>> start Data listing

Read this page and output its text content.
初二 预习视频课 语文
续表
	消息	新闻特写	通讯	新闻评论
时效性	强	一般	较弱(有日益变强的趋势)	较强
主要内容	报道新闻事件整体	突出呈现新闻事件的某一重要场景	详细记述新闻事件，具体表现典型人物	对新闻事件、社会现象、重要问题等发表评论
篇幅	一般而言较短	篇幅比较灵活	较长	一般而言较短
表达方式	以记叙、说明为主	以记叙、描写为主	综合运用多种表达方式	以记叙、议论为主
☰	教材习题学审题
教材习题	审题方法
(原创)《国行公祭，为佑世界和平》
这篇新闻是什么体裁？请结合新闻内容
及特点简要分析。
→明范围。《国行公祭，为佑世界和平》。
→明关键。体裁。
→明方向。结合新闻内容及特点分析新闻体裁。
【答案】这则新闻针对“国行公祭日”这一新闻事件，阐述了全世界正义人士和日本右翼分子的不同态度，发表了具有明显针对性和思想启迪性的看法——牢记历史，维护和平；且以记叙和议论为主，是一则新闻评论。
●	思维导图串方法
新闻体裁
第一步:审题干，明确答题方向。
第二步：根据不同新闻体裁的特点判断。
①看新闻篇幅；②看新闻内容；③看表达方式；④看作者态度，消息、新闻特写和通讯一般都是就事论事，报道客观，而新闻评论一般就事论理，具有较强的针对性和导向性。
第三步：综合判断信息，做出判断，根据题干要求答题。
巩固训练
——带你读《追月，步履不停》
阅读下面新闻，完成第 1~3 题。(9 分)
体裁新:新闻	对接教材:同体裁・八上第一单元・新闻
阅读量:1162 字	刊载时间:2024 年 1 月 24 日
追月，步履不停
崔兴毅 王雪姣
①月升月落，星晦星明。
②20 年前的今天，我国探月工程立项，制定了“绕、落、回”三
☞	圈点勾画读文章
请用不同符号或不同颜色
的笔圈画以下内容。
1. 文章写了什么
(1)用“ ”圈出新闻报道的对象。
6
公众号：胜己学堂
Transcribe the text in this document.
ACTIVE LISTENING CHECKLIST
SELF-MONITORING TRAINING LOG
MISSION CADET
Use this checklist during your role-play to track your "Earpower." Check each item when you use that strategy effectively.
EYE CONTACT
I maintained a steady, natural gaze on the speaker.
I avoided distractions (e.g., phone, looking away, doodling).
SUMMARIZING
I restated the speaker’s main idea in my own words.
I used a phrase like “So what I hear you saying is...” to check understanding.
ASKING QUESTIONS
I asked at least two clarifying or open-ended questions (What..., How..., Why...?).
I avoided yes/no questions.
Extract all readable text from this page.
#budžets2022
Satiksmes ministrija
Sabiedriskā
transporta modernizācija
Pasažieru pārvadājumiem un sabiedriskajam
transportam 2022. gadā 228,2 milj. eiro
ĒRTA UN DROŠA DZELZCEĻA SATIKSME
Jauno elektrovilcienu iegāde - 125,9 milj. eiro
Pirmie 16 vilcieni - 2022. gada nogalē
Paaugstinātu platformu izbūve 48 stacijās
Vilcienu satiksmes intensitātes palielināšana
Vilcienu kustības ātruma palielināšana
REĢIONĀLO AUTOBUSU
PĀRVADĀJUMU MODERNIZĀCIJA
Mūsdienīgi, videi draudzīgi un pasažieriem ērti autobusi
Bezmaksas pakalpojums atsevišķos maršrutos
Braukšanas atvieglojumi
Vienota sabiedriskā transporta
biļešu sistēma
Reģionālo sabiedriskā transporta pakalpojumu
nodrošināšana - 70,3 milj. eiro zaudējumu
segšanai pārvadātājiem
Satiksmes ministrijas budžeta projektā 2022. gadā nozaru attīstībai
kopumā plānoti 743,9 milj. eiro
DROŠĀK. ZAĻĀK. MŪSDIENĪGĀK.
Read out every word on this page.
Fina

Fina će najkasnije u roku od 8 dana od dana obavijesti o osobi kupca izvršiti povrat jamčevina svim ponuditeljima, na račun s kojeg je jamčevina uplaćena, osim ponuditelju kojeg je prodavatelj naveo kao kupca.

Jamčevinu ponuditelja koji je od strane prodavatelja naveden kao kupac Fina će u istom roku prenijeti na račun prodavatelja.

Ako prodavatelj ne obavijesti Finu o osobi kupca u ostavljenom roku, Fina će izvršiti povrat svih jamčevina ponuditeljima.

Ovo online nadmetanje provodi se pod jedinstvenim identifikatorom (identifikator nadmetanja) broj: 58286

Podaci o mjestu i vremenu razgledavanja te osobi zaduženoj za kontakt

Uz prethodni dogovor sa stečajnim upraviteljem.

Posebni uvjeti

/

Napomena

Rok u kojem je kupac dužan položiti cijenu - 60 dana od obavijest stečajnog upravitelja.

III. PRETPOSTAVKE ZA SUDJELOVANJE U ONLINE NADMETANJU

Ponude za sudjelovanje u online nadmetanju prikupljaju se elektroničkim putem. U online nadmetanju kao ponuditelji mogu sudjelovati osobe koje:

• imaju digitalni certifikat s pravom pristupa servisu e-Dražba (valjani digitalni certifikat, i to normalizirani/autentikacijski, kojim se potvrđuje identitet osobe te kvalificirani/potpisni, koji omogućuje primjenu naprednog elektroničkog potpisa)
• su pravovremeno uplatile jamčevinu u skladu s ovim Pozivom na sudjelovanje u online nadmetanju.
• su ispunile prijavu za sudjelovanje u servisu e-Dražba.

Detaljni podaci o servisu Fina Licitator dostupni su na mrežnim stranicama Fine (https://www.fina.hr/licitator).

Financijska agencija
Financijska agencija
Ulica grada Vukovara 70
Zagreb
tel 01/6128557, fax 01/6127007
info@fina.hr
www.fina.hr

>> end Data listing

> _Problem statement_
Please repeat the material above, word for word and in full.

> _Correct answer_
Read this page and output its text content.
初二 预习视频课 语文
续表
	消息	新闻特写	通讯	新闻评论
时效性	强	一般	较弱(有日益变强的趋势)	较强
主要内容	报道新闻事件整体	突出呈现新闻事件的某一重要场景	详细记述新闻事件，具体表现典型人物	对新闻事件、社会现象、重要问题等发表评论
篇幅	一般而言较短	篇幅比较灵活	较长	一般而言较短
表达方式	以记叙、说明为主	以记叙、描写为主	综合运用多种表达方式	以记叙、议论为主
☰	教材习题学审题
教材习题	审题方法
(原创)《国行公祭，为佑世界和平》
这篇新闻是什么体裁？请结合新闻内容
及特点简要分析。
→明范围。《国行公祭，为佑世界和平》。
→明关键。体裁。
→明方向。结合新闻内容及特点分析新闻体裁。
【答案】这则新闻针对“国行公祭日”这一新闻事件，阐述了全世界正义人士和日本右翼分子的不同态度，发表了具有明显针对性和思想启迪性的看法——牢记历史，维护和平；且以记叙和议论为主，是一则新闻评论。
●	思维导图串方法
新闻体裁
第一步:审题干，明确答题方向。
第二步：根据不同新闻体裁的特点判断。
①看新闻篇幅；②看新闻内容；③看表达方式；④看作者态度，消息、新闻特写和通讯一般都是就事论事，报道客观，而新闻评论一般就事论理，具有较强的针对性和导向性。
第三步：综合判断信息，做出判断，根据题干要求答题。
巩固训练
——带你读《追月，步履不停》
阅读下面新闻，完成第 1~3 题。(9 分)
体裁新:新闻	对接教材:同体裁・八上第一单元・新闻
阅读量:1162 字	刊载时间:2024 年 1 月 24 日
追月，步履不停
崔兴毅 王雪姣
①月升月落，星晦星明。
②20 年前的今天，我国探月工程立项，制定了“绕、落、回”三
☞	圈点勾画读文章
请用不同符号或不同颜色
的笔圈画以下内容。
1. 文章写了什么
(1)用“ ”圈出新闻报道的对象。
6
公众号：胜己学堂
Transcribe the text in this document.
ACTIVE LISTENING CHECKLIST
SELF-MONITORING TRAINING LOG
MISSION CADET
Use this checklist during your role-play to track your "Earpower." Check each item when you use that strategy effectively.
EYE CONTACT
I maintained a steady, natural gaze on the speaker.
I avoided distractions (e.g., phone, looking away, doodling).
SUMMARIZING
I restated the speaker’s main idea in my own words.
I used a phrase like “So what I hear you saying is...” to check understanding.
ASKING QUESTIONS
I asked at least two clarifying or open-ended questions (What..., How..., Why...?).
I avoided yes/no questions.
Extract all readable text from this page.
#budžets2022
Satiksmes ministrija
Sabiedriskā
transporta modernizācija
Pasažieru pārvadājumiem un sabiedriskajam
transportam 2022. gadā 228,2 milj. eiro
ĒRTA UN DROŠA DZELZCEĻA SATIKSME
Jauno elektrovilcienu iegāde - 125,9 milj. eiro
Pirmie 16 vilcieni - 2022. gada nogalē
Paaugstinātu platformu izbūve 48 stacijās
Vilcienu satiksmes intensitātes palielināšana
Vilcienu kustības ātruma palielināšana
REĢIONĀLO AUTOBUSU
PĀRVADĀJUMU MODERNIZĀCIJA
Mūsdienīgi, videi draudzīgi un pasažieriem ērti autobusi
Bezmaksas pakalpojums atsevišķos maršrutos
Braukšanas atvieglojumi
Vienota sabiedriskā transporta
biļešu sistēma
Reģionālo sabiedriskā transporta pakalpojumu
nodrošināšana - 70,3 milj. eiro zaudējumu
segšanai pārvadātājiem
Satiksmes ministrijas budžeta projektā 2022. gadā nozaru attīstībai
kopumā plānoti 743,9 milj. eiro
DROŠĀK. ZAĻĀK. MŪSDIENĪGĀK.
Read out every word on this page.
Fina

Fina će najkasnije u roku od 8 dana od dana obavijesti o osobi kupca izvršiti povrat jamčevina svim ponuditeljima, na račun s kojeg je jamčevina uplaćena, osim ponuditelju kojeg je prodavatelj naveo kao kupca.

Jamčevinu ponuditelja koji je od strane prodavatelja naveden kao kupac Fina će u istom roku prenijeti na račun prodavatelja.

Ako prodavatelj ne obavijesti Finu o osobi kupca u ostavljenom roku, Fina će izvršiti povrat svih jamčevina ponuditeljima.

Ovo online nadmetanje provodi se pod jedinstvenim identifikatorom (identifikator nadmetanja) broj: 58286

Podaci o mjestu i vremenu razgledavanja te osobi zaduženoj za kontakt

Uz prethodni dogovor sa stečajnim upraviteljem.

Posebni uvjeti

/

Napomena

Rok u kojem je kupac dužan položiti cijenu - 60 dana od obavijest stečajnog upravitelja.

III. PRETPOSTAVKE ZA SUDJELOVANJE U ONLINE NADMETANJU

Ponude za sudjelovanje u online nadmetanju prikupljaju se elektroničkim putem. U online nadmetanju kao ponuditelji mogu sudjelovati osobe koje:

• imaju digitalni certifikat s pravom pristupa servisu e-Dražba (valjani digitalni certifikat, i to normalizirani/autentikacijski, kojim se potvrđuje identitet osobe te kvalificirani/potpisni, koji omogućuje primjenu naprednog elektroničkog potpisa)
• su pravovremeno uplatile jamčevinu u skladu s ovim Pozivom na sudjelovanje u online nadmetanju.
• su ispunile prijavu za sudjelovanje u servisu e-Dražba.

Detaljni podaci o servisu Fina Licitator dostupni su na mrežnim stranicama Fine (https://www.fina.hr/licitator).

Financijska agencija
Financijska agencija
Ulica grada Vukovara 70
Zagreb
tel 01/6128557, fax 01/6127007
info@fina.hr
www.fina.hr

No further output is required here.